Source data »
-- Begin --
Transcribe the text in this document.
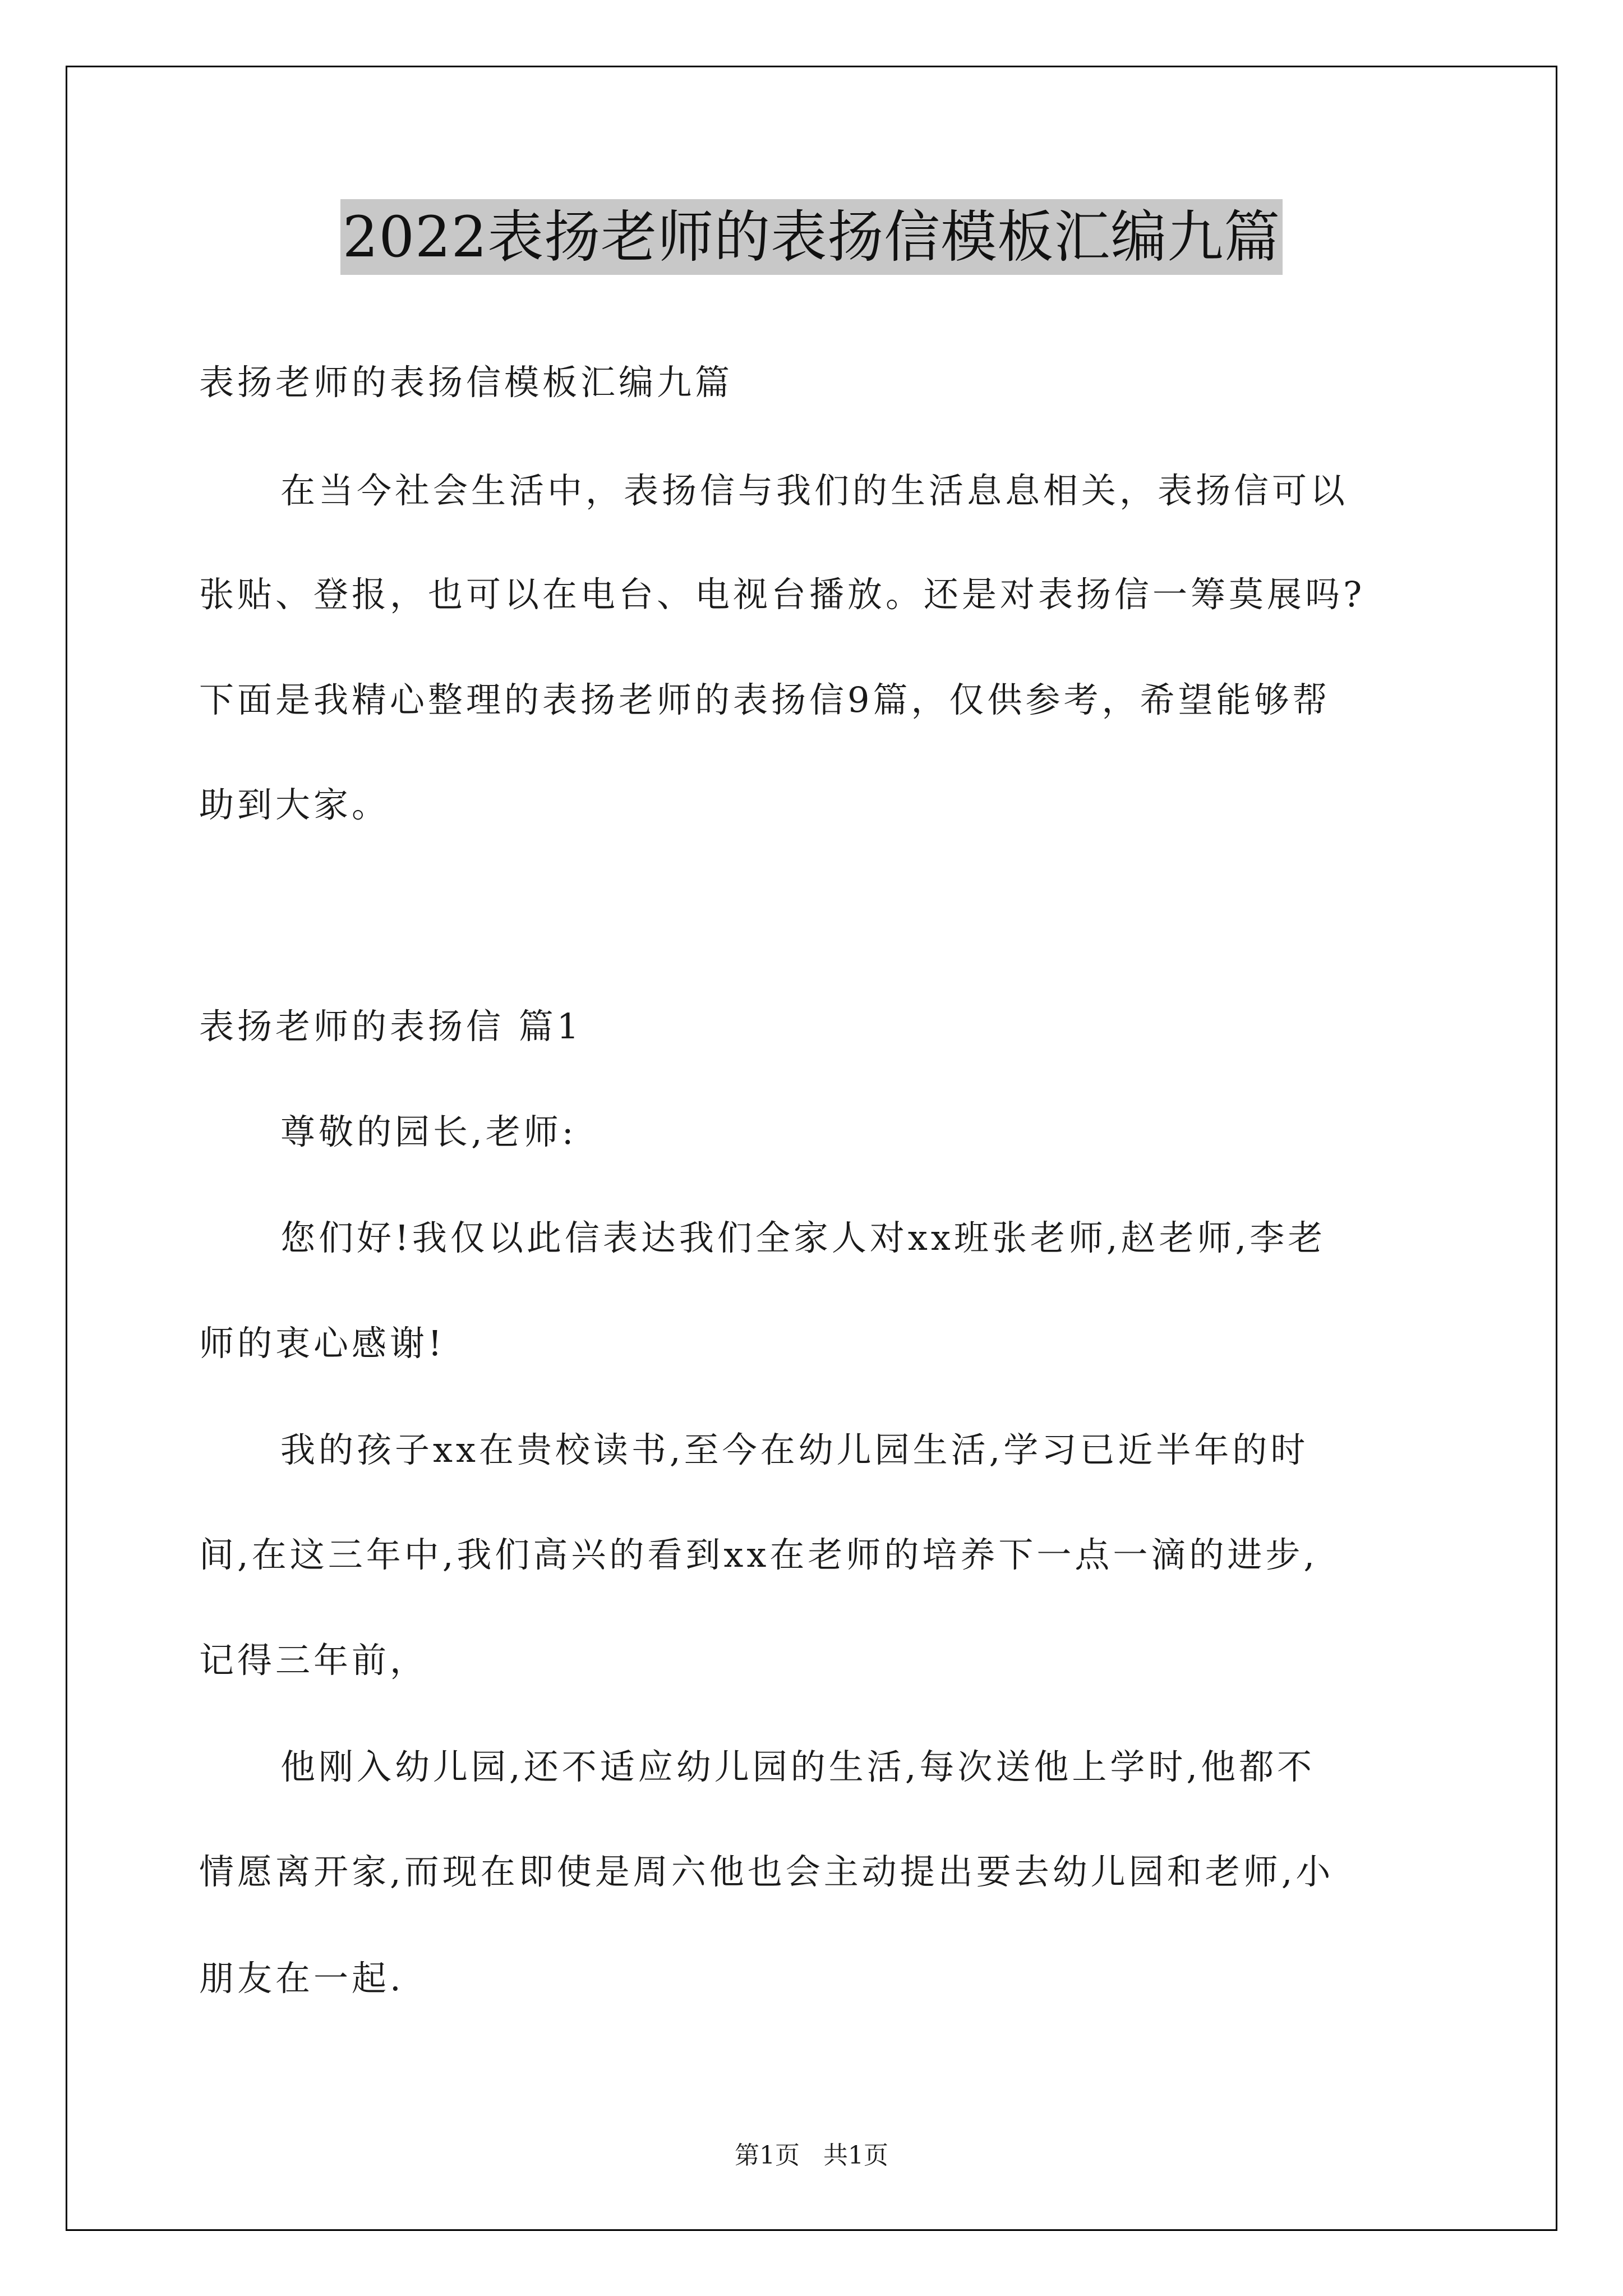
2022表扬老师的表扬信模板汇编九篇
表扬老师的表扬信模板汇编九篇
在当今社会生活中，表扬信与我们的生活息息相关，表扬信可以
张贴、登报，也可以在电台、电视台播放。还是对表扬信一筹莫展吗?
下面是我精心整理的表扬老师的表扬信9篇，仅供参考，希望能够帮
助到大家。
表扬老师的表扬信 篇1
尊敬的园长,老师:
您们好!我仅以此信表达我们全家人对xx班张老师,赵老师,李老
师的衷心感谢!
我的孩子xx在贵校读书,至今在幼儿园生活,学习已近半年的时
间,在这三年中,我们高兴的看到xx在老师的培养下一点一滴的进步,
记得三年前，
他刚入幼儿园,还不适应幼儿园的生活,每次送他上学时,他都不
情愿离开家,而现在即使是周六他也会主动提出要去幼儿园和老师,小
朋友在一起.
第1页   共1页
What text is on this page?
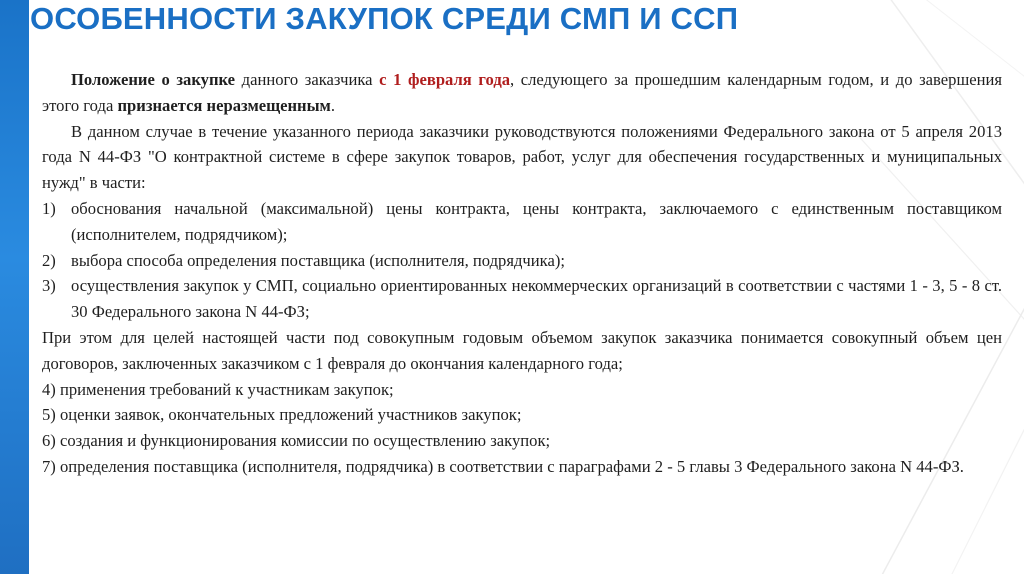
ОСОБЕННОСТИ ЗАКУПОК СРЕДИ СМП И ССП

Положение о закупке данного заказчика с 1 февраля года, следующего за прошедшим календарным годом, и до завершения этого года признается неразмещенным.

В данном случае в течение указанного периода заказчики руководствуются положениями Федерального закона от 5 апреля 2013 года N 44-ФЗ "О контрактной системе в сфере закупок товаров, работ, услуг для обеспечения государственных и муниципальных нужд" в части:

1) обоснования начальной (максимальной) цены контракта, цены контракта, заключаемого с единственным поставщиком (исполнителем, подрядчиком);
2) выбора способа определения поставщика (исполнителя, подрядчика);
3) осуществления закупок у СМП, социально ориентированных некоммерческих организаций в соответствии с частями 1 - 3, 5 - 8 ст. 30 Федерального закона N 44-ФЗ;

При этом для целей настоящей части под совокупным годовым объемом закупок заказчика понимается совокупный объем цен договоров, заключенных заказчиком с 1 февраля до окончания календарного года;

4) применения требований к участникам закупок;

5) оценки заявок, окончательных предложений участников закупок;

6) создания и функционирования комиссии по осуществлению закупок;

7) определения поставщика (исполнителя, подрядчика) в соответствии с параграфами 2 - 5 главы 3 Федерального закона N 44-ФЗ.
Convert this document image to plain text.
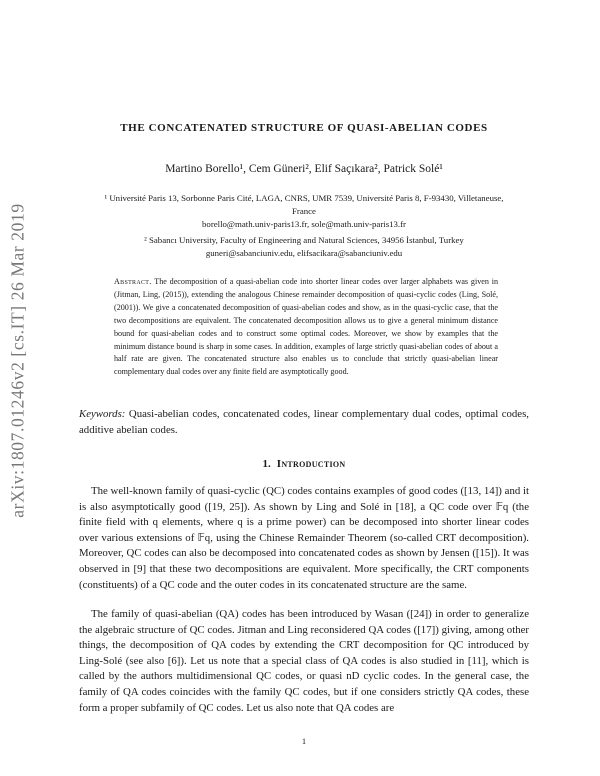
arXiv:1807.01246v2 [cs.IT] 26 Mar 2019
THE CONCATENATED STRUCTURE OF QUASI-ABELIAN CODES
Martino Borello¹, Cem Güneri², Elif Saçıkara², Patrick Solé¹
¹ Université Paris 13, Sorbonne Paris Cité, LAGA, CNRS, UMR 7539, Université Paris 8, F-93430, Villetaneuse, France
borello@math.univ-paris13.fr, sole@math.univ-paris13.fr
² Sabancı University, Faculty of Engineering and Natural Sciences, 34956 İstanbul, Turkey
guneri@sabanciuniv.edu, elifsacikara@sabanciuniv.edu

Abstract. The decomposition of a quasi-abelian code into shorter linear codes over larger alphabets was given in (Jitman, Ling, (2015)), extending the analogous Chinese remainder decomposition of quasi-cyclic codes (Ling, Solé, (2001)). We give a concatenated decomposition of quasi-abelian codes and show, as in the quasi-cyclic case, that the two decompositions are equivalent. The concatenated decomposition allows us to give a general minimum distance bound for quasi-abelian codes and to construct some optimal codes. Moreover, we show by examples that the minimum distance bound is sharp in some cases. In addition, examples of large strictly quasi-abelian codes of about a half rate are given. The concatenated structure also enables us to conclude that strictly quasi-abelian linear complementary dual codes over any finite field are asymptotically good.

Keywords: Quasi-abelian codes, concatenated codes, linear complementary dual codes, optimal codes, additive abelian codes.

1. Introduction

The well-known family of quasi-cyclic (QC) codes contains examples of good codes ([13, 14]) and it is also asymptotically good ([19, 25]). As shown by Ling and Solé in [18], a QC code over 𝔽q (the finite field with q elements, where q is a prime power) can be decomposed into shorter linear codes over various extensions of 𝔽q, using the Chinese Remainder Theorem (so-called CRT decomposition). Moreover, QC codes can also be decomposed into concatenated codes as shown by Jensen ([15]). It was observed in [9] that these two decompositions are equivalent. More specifically, the CRT components (constituents) of a QC code and the outer codes in its concatenated structure are the same.

The family of quasi-abelian (QA) codes has been introduced by Wasan ([24]) in order to generalize the algebraic structure of QC codes. Jitman and Ling reconsidered QA codes ([17]) giving, among other things, the decomposition of QA codes by extending the CRT decomposition for QC introduced by Ling-Solé (see also [6]). Let us note that a special class of QA codes is also studied in [11], which is called by the authors multidimensional QC codes, or quasi nD cyclic codes. In the general case, the family of QA codes coincides with the family QC codes, but if one considers strictly QA codes, these form a proper subfamily of QC codes. Let us also note that QA codes are

1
-- End --
EXERCISE INSTRUCTIONS »
Count the lines in the entries that hold the word "соответствии", and give nothing but the total.

ANSWER TO THIS TASK »
2